• SUPPLIED ENTRIES:
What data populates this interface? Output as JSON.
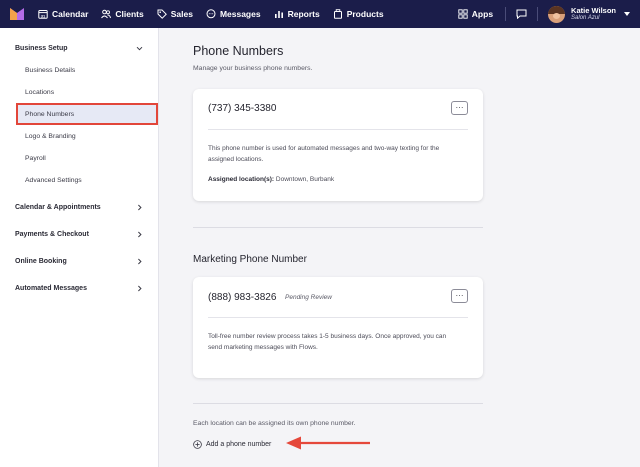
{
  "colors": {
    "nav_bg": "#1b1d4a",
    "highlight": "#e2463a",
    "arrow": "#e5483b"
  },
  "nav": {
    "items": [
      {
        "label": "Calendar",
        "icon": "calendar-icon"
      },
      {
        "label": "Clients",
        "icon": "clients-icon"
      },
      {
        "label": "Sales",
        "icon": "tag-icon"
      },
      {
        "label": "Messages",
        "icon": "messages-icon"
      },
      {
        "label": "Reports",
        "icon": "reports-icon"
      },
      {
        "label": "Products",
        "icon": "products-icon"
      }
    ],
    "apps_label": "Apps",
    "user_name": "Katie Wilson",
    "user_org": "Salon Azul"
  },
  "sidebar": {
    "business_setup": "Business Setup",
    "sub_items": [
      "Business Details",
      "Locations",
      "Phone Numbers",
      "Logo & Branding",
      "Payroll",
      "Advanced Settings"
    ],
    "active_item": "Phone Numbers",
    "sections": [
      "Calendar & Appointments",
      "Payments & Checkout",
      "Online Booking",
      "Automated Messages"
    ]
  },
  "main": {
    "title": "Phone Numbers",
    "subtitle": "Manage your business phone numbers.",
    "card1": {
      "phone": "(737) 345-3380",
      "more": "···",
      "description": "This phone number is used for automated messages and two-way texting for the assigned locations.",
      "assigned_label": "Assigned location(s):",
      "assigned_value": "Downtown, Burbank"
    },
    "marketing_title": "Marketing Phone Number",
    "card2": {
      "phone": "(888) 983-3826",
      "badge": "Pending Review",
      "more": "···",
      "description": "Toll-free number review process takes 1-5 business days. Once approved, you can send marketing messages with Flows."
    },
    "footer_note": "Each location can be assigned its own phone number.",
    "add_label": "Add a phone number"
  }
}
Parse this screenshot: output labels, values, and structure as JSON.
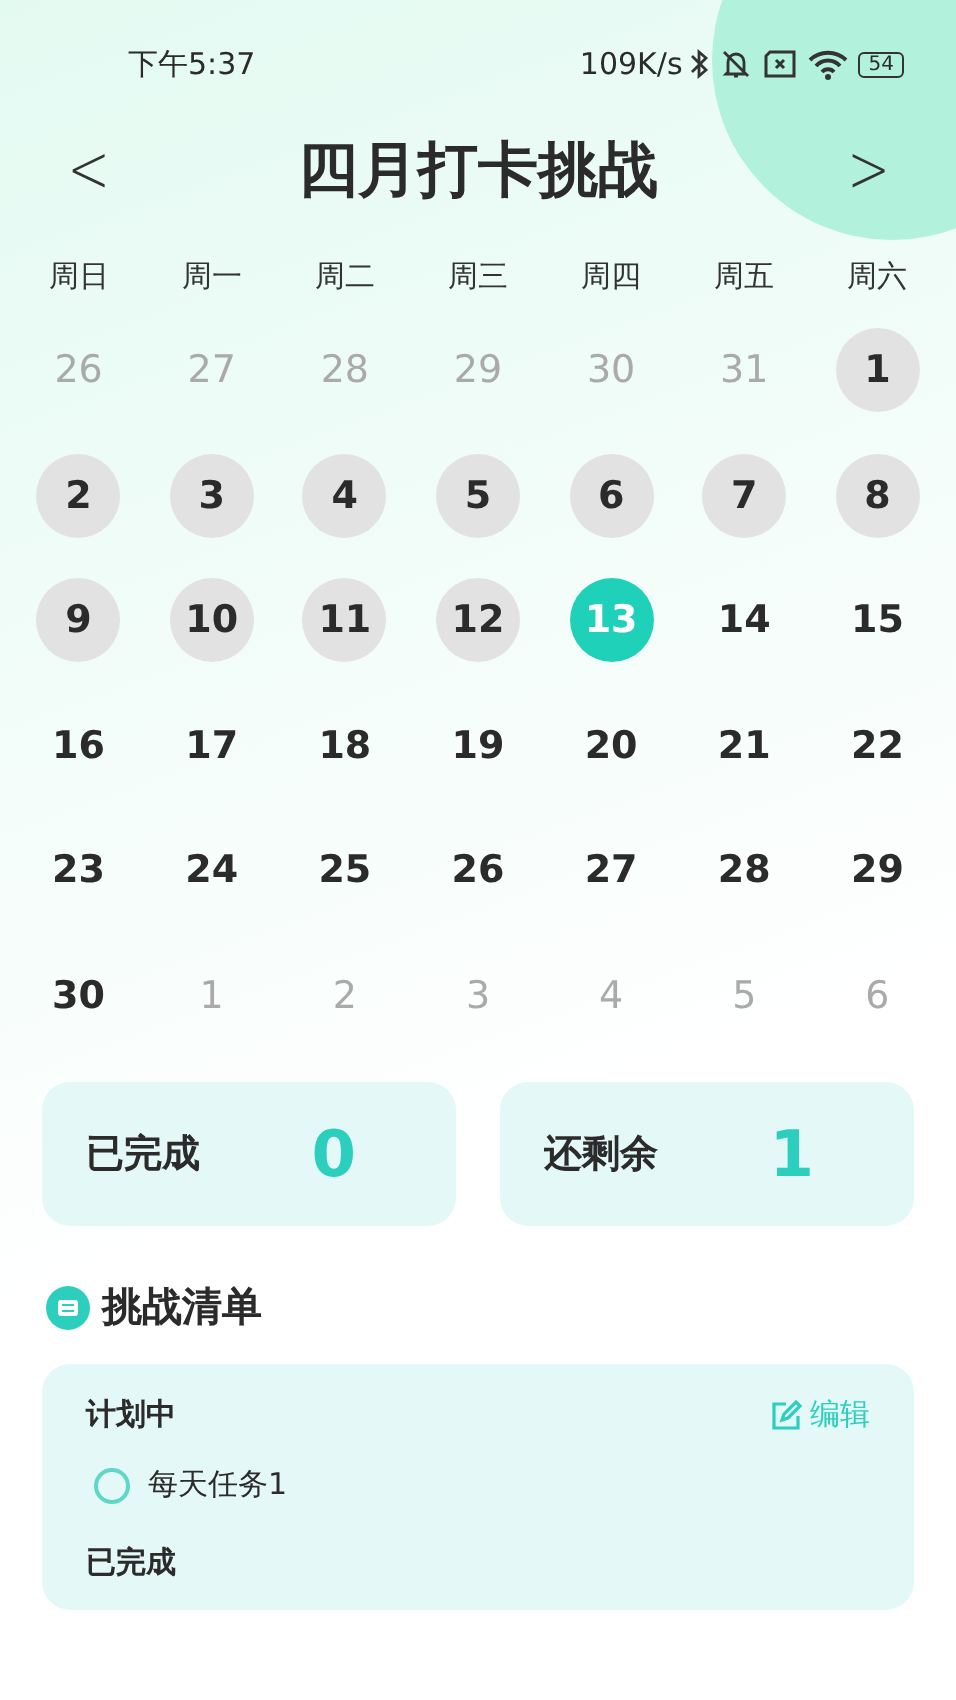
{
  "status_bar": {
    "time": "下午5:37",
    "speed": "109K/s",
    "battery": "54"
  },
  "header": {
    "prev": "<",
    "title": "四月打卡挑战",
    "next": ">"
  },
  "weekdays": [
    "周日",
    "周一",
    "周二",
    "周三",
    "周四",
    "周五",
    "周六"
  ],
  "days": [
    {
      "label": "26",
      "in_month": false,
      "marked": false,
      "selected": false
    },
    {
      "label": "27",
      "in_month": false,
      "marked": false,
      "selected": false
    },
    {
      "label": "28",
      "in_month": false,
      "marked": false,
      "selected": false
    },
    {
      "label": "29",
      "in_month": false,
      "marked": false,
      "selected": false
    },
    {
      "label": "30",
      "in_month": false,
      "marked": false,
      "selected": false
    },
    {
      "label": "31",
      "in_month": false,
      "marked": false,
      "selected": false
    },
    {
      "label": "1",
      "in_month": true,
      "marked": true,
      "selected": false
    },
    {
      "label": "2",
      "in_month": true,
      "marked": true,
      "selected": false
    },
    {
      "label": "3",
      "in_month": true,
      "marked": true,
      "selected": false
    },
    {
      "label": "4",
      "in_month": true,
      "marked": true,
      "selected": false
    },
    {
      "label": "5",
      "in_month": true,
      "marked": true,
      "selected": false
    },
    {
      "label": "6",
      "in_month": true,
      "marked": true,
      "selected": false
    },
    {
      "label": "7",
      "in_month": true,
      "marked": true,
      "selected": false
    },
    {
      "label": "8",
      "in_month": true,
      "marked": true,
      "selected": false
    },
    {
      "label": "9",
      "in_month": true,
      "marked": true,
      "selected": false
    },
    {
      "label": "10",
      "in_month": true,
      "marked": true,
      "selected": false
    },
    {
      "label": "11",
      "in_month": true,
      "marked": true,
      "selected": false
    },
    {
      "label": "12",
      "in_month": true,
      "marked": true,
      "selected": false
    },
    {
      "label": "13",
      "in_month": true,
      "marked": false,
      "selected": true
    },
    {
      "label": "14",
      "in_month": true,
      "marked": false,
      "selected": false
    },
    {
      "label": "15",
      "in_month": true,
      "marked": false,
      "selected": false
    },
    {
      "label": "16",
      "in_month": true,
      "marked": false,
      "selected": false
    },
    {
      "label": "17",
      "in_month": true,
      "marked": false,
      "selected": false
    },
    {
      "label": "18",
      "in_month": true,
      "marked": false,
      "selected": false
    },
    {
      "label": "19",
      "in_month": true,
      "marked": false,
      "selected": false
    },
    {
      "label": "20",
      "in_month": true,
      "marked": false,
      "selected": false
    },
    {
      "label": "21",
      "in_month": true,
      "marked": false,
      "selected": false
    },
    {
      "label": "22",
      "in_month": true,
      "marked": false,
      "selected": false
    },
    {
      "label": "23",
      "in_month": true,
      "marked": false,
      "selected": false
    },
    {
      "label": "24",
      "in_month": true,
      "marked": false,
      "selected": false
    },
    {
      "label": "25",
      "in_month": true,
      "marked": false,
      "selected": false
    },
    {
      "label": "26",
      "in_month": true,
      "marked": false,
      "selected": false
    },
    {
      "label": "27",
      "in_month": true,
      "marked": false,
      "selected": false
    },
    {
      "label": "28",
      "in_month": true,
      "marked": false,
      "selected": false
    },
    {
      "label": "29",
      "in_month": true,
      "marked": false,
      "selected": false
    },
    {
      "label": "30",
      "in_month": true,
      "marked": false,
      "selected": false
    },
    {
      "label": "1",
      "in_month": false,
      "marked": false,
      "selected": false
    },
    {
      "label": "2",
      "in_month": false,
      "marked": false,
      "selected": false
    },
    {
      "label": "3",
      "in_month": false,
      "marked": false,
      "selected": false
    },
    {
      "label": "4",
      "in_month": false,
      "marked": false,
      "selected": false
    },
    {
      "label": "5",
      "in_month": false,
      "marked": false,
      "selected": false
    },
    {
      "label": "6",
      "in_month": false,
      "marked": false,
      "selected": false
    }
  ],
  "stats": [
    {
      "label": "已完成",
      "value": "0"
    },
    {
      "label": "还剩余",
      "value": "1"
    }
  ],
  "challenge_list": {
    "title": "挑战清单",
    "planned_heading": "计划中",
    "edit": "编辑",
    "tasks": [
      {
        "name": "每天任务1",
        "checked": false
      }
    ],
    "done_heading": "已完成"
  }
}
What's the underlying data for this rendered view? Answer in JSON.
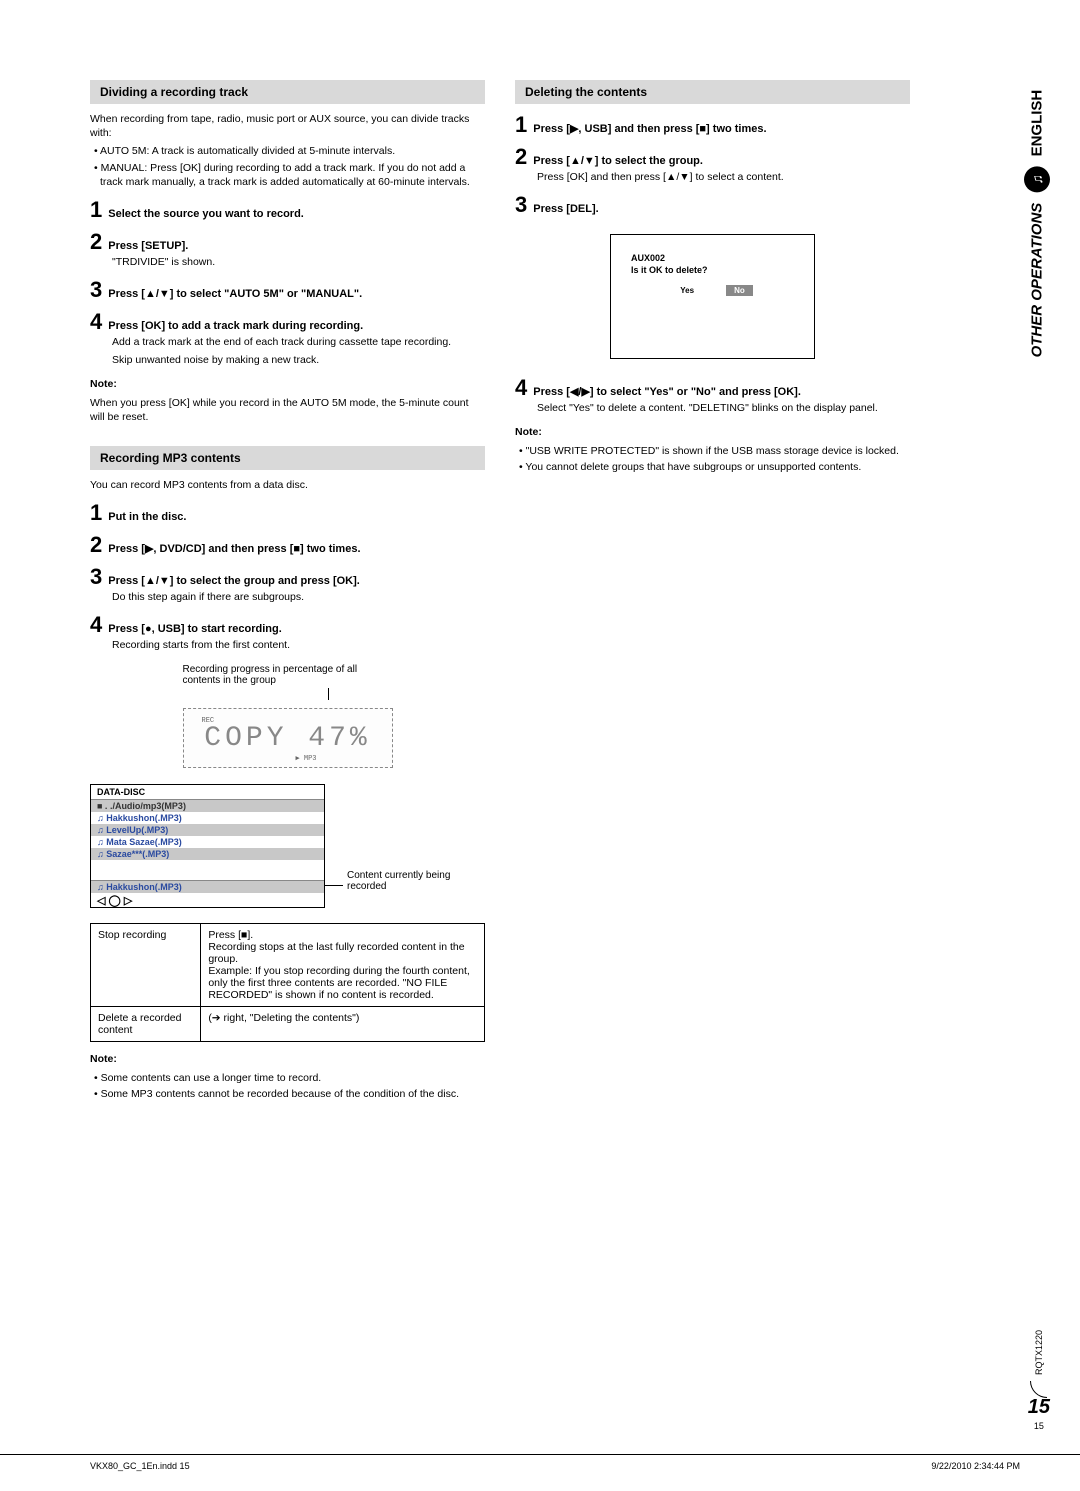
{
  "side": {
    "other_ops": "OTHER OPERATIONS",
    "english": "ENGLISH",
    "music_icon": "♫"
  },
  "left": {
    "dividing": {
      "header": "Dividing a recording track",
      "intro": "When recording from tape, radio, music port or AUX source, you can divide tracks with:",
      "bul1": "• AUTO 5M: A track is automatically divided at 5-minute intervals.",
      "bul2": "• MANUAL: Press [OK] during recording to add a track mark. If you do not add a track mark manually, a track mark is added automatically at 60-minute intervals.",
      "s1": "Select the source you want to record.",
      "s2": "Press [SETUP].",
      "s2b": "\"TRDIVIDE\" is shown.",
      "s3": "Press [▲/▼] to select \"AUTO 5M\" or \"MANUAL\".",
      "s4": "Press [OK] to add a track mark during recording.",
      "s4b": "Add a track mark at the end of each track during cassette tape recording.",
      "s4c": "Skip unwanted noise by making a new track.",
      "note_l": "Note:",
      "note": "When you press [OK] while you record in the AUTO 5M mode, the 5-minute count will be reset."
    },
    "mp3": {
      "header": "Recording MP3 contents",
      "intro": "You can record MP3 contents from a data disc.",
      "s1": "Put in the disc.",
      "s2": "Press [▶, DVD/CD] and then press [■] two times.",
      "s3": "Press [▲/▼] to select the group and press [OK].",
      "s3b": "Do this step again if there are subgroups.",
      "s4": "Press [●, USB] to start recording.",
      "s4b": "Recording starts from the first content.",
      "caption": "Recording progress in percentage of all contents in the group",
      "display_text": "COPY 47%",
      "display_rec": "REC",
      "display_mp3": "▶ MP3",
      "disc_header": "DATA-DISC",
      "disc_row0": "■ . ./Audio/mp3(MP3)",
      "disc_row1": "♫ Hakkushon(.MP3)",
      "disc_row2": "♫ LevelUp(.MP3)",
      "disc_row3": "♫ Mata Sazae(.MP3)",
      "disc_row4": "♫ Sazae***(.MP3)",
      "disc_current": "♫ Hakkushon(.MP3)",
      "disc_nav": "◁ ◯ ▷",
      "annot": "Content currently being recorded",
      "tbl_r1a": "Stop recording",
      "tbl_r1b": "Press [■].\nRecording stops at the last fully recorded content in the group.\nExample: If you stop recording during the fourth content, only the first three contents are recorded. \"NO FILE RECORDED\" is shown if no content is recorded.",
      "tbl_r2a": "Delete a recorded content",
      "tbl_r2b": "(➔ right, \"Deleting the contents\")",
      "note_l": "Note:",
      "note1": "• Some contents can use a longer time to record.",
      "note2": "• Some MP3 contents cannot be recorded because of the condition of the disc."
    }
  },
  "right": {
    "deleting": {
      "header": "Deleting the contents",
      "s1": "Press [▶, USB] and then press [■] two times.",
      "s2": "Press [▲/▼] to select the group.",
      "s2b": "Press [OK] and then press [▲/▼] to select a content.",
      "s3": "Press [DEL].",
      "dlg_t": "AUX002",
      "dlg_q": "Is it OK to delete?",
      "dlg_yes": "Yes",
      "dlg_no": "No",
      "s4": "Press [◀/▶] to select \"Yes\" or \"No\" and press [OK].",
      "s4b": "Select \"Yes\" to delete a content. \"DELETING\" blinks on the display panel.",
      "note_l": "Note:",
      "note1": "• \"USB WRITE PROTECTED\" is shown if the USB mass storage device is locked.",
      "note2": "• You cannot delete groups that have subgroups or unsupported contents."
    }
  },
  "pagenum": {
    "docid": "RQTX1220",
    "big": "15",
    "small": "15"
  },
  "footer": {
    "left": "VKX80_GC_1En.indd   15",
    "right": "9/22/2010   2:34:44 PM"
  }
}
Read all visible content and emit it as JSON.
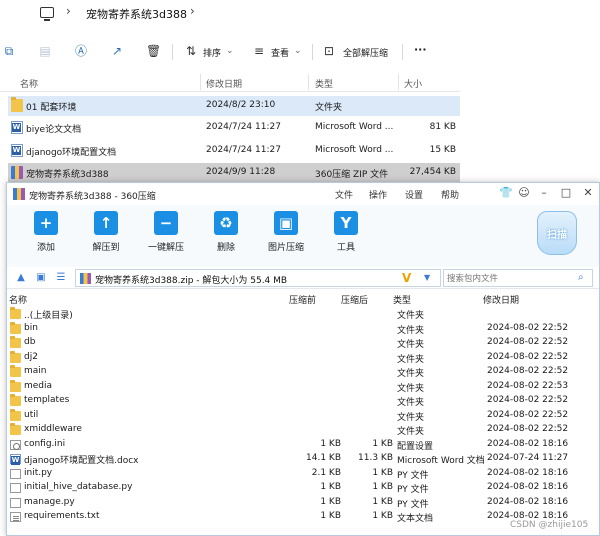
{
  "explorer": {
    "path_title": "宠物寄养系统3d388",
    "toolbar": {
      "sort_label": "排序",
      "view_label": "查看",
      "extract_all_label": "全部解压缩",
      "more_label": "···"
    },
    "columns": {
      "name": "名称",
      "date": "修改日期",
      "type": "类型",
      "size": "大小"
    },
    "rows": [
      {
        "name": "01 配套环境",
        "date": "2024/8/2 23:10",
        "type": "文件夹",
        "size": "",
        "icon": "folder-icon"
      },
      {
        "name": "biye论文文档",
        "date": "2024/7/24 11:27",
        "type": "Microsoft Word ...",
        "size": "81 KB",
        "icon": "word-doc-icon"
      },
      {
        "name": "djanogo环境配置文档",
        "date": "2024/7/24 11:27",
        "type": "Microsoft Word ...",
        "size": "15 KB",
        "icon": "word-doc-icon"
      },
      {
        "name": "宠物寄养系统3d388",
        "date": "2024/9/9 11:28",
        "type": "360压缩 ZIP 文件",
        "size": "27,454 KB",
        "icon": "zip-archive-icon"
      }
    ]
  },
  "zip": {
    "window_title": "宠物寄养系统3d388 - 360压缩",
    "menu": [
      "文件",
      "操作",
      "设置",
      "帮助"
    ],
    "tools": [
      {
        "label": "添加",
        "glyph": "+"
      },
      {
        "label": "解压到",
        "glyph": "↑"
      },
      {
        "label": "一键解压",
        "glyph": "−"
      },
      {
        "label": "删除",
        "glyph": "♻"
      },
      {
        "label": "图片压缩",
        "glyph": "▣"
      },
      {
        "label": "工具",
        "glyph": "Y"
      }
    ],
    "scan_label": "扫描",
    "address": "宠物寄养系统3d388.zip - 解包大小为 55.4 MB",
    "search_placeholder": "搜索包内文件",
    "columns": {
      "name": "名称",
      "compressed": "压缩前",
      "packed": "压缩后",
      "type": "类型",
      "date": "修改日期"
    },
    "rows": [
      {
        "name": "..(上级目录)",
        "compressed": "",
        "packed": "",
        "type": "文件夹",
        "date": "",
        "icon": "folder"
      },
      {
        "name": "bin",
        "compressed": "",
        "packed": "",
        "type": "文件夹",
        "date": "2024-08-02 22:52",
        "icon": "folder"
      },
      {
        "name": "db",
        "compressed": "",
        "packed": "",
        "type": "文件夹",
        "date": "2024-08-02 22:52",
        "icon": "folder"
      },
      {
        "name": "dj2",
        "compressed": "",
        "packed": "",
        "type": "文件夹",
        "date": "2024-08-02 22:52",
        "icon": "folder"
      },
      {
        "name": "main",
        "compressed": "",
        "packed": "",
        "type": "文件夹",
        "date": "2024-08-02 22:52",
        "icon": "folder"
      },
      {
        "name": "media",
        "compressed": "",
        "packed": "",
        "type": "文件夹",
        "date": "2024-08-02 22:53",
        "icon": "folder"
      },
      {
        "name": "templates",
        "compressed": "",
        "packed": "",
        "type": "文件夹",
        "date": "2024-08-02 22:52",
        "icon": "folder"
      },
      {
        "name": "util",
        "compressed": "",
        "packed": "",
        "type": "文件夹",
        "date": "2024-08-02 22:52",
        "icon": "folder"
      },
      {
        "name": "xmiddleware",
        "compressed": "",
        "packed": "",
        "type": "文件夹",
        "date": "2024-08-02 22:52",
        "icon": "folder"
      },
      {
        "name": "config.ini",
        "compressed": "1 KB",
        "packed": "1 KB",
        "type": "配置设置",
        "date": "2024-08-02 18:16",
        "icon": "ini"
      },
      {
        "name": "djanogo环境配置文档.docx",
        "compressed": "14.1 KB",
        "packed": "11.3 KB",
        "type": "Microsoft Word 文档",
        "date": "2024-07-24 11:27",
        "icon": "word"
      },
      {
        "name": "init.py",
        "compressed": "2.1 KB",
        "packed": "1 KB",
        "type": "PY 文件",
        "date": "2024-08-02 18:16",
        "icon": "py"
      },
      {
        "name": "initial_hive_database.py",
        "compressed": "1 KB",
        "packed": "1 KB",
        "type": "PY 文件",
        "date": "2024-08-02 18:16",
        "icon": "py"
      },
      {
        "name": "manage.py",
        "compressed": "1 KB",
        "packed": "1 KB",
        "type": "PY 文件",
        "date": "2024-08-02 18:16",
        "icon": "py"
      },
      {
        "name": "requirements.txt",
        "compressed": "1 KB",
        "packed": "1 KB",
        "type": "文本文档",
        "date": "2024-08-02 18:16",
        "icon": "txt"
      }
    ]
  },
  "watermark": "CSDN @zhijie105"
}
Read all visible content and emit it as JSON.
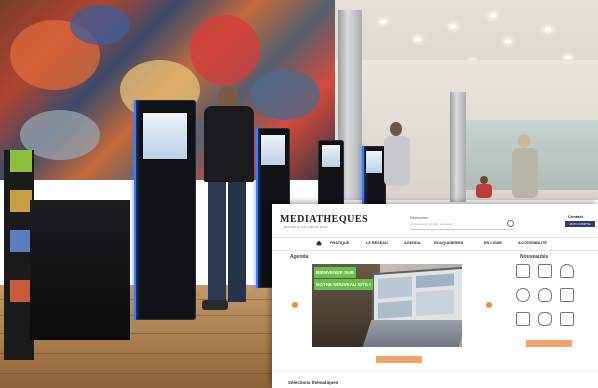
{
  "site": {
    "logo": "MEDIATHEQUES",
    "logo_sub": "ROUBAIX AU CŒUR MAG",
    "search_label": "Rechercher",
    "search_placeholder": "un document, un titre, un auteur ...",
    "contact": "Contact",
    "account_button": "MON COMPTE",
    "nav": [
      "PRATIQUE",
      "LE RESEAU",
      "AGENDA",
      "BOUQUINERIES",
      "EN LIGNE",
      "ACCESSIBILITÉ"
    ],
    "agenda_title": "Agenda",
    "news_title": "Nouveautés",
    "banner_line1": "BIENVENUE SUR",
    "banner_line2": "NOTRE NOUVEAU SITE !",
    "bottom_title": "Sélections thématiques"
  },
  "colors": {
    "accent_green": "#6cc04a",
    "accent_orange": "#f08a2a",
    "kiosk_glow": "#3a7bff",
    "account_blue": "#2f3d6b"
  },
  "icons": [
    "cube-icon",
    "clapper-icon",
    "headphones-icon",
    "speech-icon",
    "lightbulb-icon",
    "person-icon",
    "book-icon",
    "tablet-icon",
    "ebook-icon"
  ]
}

• SHORT TASK: Tally the lines in this data that hold the word "What" and state only the count.

• TASK RESPONSE: 2